§ Records from a dataset
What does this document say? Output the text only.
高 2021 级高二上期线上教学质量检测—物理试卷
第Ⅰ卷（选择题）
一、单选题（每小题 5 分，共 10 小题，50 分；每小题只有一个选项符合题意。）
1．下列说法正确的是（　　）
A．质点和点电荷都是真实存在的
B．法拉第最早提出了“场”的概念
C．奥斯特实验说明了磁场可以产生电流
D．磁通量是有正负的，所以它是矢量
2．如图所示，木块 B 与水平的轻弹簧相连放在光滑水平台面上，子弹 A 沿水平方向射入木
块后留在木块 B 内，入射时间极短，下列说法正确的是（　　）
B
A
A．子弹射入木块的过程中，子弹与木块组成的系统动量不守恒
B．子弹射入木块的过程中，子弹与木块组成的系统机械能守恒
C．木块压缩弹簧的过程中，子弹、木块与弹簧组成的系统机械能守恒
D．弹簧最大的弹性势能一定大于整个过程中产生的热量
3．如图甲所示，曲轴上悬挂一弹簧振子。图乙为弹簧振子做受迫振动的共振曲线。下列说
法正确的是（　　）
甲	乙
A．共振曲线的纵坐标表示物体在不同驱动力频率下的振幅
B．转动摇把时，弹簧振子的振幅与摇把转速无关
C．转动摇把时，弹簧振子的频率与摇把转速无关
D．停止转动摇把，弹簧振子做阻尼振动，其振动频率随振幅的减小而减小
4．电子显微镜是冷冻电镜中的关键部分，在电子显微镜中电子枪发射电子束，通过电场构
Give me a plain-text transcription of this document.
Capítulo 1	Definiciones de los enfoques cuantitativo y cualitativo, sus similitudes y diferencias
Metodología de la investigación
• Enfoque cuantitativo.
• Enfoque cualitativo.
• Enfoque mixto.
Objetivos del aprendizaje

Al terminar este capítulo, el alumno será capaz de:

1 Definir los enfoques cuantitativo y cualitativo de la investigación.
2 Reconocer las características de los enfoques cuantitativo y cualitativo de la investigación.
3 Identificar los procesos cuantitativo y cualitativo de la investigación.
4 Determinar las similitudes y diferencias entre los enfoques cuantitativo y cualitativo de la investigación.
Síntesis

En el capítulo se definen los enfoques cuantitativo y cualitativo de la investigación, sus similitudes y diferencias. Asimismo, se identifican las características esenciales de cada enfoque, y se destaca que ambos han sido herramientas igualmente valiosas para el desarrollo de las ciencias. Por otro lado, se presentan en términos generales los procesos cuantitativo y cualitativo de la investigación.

§ DIRECTIONS
Set down all of the records shown above once more, exactly.

§ SOLUTION FOR THIS TASK
What does this document say? Output the text only.
高 2021 级高二上期线上教学质量检测—物理试卷
第Ⅰ卷（选择题）
一、单选题（每小题 5 分，共 10 小题，50 分；每小题只有一个选项符合题意。）
1．下列说法正确的是（　　）
A．质点和点电荷都是真实存在的
B．法拉第最早提出了“场”的概念
C．奥斯特实验说明了磁场可以产生电流
D．磁通量是有正负的，所以它是矢量
2．如图所示，木块 B 与水平的轻弹簧相连放在光滑水平台面上，子弹 A 沿水平方向射入木
块后留在木块 B 内，入射时间极短，下列说法正确的是（　　）
B
A
A．子弹射入木块的过程中，子弹与木块组成的系统动量不守恒
B．子弹射入木块的过程中，子弹与木块组成的系统机械能守恒
C．木块压缩弹簧的过程中，子弹、木块与弹簧组成的系统机械能守恒
D．弹簧最大的弹性势能一定大于整个过程中产生的热量
3．如图甲所示，曲轴上悬挂一弹簧振子。图乙为弹簧振子做受迫振动的共振曲线。下列说
法正确的是（　　）
甲	乙
A．共振曲线的纵坐标表示物体在不同驱动力频率下的振幅
B．转动摇把时，弹簧振子的振幅与摇把转速无关
C．转动摇把时，弹簧振子的频率与摇把转速无关
D．停止转动摇把，弹簧振子做阻尼振动，其振动频率随振幅的减小而减小
4．电子显微镜是冷冻电镜中的关键部分，在电子显微镜中电子枪发射电子束，通过电场构
Give me a plain-text transcription of this document.
Capítulo 1	Definiciones de los enfoques cuantitativo y cualitativo, sus similitudes y diferencias
Metodología de la investigación
• Enfoque cuantitativo.
• Enfoque cualitativo.
• Enfoque mixto.
Objetivos del aprendizaje

Al terminar este capítulo, el alumno será capaz de:

1 Definir los enfoques cuantitativo y cualitativo de la investigación.
2 Reconocer las características de los enfoques cuantitativo y cualitativo de la investigación.
3 Identificar los procesos cuantitativo y cualitativo de la investigación.
4 Determinar las similitudes y diferencias entre los enfoques cuantitativo y cualitativo de la investigación.
Síntesis

En el capítulo se definen los enfoques cuantitativo y cualitativo de la investigación, sus similitudes y diferencias. Asimismo, se identifican las características esenciales de cada enfoque, y se destaca que ambos han sido herramientas igualmente valiosas para el desarrollo de las ciencias. Por otro lado, se presentan en términos generales los procesos cuantitativo y cualitativo de la investigación.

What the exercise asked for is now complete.